(Stored dataset items)
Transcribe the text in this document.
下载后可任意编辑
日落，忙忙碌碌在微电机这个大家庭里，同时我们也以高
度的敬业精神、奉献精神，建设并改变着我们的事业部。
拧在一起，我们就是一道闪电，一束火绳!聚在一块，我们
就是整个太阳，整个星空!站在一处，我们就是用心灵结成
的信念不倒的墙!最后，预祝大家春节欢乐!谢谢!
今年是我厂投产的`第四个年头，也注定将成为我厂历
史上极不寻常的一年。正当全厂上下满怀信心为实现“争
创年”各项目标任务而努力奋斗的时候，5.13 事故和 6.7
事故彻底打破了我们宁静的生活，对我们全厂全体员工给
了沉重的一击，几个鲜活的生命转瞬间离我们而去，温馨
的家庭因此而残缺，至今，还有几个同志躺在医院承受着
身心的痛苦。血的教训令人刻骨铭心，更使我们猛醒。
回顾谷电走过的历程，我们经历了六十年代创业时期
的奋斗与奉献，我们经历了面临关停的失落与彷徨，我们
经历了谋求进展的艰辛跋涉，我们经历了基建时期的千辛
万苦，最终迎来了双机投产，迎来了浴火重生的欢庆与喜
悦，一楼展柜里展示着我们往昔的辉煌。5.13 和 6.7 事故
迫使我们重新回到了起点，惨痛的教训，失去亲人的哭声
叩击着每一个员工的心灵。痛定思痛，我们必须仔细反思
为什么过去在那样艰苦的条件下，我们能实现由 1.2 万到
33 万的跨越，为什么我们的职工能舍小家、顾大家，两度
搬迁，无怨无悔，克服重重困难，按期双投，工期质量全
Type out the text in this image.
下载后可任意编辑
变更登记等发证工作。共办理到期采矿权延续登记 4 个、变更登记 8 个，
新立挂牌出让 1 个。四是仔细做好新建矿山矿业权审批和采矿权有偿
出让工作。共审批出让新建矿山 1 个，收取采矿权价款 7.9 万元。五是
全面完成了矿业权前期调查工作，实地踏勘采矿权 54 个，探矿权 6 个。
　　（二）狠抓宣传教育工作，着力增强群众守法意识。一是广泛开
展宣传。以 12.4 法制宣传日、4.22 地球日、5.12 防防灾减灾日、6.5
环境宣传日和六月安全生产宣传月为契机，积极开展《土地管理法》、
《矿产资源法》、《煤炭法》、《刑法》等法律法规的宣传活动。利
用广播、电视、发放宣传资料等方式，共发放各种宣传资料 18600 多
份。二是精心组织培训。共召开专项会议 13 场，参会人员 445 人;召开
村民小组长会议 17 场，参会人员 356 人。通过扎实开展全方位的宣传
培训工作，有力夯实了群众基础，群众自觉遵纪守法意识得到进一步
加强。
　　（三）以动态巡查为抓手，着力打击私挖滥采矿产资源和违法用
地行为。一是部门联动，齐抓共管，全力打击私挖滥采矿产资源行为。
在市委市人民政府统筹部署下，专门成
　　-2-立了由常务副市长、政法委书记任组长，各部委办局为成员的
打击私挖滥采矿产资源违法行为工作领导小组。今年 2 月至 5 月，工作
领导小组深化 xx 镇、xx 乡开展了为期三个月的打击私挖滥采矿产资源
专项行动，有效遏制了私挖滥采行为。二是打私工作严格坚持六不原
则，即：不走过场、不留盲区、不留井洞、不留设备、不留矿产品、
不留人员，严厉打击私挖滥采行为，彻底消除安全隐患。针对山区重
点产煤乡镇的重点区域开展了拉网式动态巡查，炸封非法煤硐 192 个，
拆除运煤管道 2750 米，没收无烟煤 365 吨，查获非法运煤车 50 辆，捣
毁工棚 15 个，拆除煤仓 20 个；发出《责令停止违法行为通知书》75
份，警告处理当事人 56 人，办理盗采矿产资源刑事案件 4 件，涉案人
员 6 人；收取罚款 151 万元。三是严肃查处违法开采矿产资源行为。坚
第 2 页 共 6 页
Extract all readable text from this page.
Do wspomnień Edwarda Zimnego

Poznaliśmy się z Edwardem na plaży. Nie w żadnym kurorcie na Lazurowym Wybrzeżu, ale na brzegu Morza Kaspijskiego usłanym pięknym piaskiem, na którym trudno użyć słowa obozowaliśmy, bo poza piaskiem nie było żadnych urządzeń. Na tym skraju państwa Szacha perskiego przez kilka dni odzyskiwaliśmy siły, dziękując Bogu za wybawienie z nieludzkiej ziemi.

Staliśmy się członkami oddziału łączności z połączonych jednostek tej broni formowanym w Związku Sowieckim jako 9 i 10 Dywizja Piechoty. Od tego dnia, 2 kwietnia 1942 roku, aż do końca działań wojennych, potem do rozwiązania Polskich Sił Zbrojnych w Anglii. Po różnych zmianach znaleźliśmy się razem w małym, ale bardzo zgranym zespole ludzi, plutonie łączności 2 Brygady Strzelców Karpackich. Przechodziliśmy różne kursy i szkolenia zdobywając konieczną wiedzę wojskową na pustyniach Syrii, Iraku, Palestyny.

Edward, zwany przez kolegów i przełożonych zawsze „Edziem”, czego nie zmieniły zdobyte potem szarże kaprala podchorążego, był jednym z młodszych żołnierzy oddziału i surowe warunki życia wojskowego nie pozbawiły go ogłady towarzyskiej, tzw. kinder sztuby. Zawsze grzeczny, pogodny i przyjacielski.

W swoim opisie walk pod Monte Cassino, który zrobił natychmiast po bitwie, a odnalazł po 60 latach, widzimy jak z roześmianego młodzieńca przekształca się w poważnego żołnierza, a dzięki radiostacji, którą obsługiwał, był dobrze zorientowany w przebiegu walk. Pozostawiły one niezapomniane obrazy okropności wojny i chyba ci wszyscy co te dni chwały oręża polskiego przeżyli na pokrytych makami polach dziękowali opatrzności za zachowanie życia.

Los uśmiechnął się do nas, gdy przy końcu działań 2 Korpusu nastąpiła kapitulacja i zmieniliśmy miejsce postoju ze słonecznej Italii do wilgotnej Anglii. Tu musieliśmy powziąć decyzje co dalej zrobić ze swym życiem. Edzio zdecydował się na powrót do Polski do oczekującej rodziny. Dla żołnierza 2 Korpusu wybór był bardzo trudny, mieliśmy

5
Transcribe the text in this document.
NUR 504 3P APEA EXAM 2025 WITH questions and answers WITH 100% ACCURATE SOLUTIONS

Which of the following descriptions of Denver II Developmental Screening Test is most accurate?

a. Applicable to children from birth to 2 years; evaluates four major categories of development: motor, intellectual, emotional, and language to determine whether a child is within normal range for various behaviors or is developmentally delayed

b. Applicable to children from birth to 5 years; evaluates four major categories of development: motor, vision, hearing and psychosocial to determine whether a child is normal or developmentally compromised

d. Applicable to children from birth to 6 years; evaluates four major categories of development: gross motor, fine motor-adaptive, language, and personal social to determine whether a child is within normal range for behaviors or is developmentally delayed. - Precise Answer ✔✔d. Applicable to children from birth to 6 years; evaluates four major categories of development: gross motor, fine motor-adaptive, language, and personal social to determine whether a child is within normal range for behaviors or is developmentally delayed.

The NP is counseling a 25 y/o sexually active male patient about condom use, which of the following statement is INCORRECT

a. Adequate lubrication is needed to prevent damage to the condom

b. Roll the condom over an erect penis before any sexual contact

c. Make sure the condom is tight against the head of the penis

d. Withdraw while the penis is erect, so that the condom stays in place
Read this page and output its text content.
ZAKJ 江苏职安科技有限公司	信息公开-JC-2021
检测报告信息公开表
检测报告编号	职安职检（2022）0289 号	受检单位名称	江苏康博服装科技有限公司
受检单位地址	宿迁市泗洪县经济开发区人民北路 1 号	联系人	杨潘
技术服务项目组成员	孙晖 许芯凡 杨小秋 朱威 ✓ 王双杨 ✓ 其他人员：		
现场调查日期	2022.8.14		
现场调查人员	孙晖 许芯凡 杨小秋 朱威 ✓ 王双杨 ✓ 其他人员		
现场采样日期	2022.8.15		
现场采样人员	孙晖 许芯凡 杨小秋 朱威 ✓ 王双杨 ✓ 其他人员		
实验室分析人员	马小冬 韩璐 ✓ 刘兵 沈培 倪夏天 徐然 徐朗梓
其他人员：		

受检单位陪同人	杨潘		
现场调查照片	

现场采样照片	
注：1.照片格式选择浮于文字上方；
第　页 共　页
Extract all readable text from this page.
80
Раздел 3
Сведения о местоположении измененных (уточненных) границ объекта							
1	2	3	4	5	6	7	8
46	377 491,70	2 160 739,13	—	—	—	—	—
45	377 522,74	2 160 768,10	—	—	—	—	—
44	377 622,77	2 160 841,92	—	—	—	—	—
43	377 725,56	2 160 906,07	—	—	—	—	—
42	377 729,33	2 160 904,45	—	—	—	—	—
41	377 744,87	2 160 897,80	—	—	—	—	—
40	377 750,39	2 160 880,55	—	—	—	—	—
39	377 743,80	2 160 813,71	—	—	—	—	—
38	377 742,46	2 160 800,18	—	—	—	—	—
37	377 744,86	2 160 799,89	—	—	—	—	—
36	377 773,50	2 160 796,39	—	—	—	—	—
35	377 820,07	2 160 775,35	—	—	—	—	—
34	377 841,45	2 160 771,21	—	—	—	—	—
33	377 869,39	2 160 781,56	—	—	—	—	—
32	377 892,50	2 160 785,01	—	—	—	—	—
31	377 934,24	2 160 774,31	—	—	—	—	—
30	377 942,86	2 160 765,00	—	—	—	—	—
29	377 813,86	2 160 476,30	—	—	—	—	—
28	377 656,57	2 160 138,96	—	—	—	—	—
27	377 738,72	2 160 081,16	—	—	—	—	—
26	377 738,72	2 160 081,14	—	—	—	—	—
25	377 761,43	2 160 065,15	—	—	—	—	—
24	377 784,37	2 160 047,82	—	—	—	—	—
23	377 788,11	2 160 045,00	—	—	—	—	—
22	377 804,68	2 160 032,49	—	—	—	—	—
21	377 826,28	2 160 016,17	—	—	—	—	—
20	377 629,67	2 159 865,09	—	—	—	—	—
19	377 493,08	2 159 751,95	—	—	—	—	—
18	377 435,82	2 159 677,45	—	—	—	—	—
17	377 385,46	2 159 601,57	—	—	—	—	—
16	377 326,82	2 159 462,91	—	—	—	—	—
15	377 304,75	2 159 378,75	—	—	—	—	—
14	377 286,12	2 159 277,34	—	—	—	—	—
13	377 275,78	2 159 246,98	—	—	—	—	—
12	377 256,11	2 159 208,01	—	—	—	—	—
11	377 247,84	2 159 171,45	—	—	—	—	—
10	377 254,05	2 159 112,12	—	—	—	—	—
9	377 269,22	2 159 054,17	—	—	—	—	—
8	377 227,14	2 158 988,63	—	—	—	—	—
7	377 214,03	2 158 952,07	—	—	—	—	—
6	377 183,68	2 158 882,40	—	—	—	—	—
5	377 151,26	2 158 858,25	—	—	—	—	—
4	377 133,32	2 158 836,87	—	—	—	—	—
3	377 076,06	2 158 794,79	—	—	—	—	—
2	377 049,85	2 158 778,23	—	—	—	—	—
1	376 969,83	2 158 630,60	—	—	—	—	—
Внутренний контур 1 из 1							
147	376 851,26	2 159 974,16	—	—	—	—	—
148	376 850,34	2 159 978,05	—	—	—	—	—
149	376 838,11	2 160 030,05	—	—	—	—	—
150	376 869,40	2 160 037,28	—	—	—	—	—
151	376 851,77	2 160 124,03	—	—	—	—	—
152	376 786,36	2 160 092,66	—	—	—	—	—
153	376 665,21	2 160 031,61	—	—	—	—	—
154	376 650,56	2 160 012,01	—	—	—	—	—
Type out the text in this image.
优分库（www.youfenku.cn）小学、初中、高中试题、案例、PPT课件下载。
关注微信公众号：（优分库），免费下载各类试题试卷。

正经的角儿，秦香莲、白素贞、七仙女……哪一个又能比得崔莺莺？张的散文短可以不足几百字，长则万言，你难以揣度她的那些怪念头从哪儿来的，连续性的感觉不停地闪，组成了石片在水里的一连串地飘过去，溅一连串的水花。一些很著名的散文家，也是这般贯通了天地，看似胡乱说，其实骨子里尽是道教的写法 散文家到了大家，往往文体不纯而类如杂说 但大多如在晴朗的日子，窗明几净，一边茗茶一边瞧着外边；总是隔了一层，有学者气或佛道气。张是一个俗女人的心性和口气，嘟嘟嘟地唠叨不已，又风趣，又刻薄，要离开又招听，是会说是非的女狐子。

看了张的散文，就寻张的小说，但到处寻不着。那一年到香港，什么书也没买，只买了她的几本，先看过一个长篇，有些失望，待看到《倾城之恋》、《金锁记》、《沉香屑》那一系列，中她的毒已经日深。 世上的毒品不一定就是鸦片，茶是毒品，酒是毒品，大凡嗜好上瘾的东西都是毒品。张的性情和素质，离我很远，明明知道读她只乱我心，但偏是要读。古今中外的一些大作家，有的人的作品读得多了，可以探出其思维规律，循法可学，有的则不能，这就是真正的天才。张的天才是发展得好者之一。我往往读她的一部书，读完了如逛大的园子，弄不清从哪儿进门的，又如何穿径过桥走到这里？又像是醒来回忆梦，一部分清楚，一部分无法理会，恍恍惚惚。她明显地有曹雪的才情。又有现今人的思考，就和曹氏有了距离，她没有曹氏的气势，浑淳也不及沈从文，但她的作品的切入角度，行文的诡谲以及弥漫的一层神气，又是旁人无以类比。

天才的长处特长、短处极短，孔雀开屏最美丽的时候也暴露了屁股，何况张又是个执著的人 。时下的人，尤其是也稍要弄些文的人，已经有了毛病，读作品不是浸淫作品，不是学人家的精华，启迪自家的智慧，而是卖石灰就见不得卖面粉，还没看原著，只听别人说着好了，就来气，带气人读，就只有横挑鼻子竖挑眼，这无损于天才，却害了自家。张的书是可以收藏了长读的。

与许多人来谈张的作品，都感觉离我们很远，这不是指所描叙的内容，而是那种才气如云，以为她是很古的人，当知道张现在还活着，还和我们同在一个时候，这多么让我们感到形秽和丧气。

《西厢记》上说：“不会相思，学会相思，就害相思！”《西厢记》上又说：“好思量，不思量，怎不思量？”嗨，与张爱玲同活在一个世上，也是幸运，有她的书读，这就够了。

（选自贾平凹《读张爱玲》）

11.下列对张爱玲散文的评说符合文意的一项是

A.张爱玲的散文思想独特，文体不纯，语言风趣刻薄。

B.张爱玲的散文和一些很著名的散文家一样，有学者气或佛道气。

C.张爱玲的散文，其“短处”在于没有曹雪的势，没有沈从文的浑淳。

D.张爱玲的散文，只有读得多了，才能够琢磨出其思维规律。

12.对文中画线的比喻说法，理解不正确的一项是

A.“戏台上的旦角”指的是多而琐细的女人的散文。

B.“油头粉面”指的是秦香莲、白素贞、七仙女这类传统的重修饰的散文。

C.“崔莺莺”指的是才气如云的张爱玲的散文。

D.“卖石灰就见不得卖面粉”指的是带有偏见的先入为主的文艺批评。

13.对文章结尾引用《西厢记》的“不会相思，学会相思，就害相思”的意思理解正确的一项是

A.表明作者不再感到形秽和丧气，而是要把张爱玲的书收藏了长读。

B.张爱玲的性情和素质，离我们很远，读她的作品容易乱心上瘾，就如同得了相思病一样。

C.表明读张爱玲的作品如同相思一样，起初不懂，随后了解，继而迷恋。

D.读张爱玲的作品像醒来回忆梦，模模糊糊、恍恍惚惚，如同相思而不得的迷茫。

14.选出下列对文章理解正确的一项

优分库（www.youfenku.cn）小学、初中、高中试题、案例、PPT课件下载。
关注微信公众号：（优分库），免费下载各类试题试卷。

AIM
Tell how many lines hold the string "恍恍惚惚", giving the number and nothing else.

WRITTEN ANSWER
2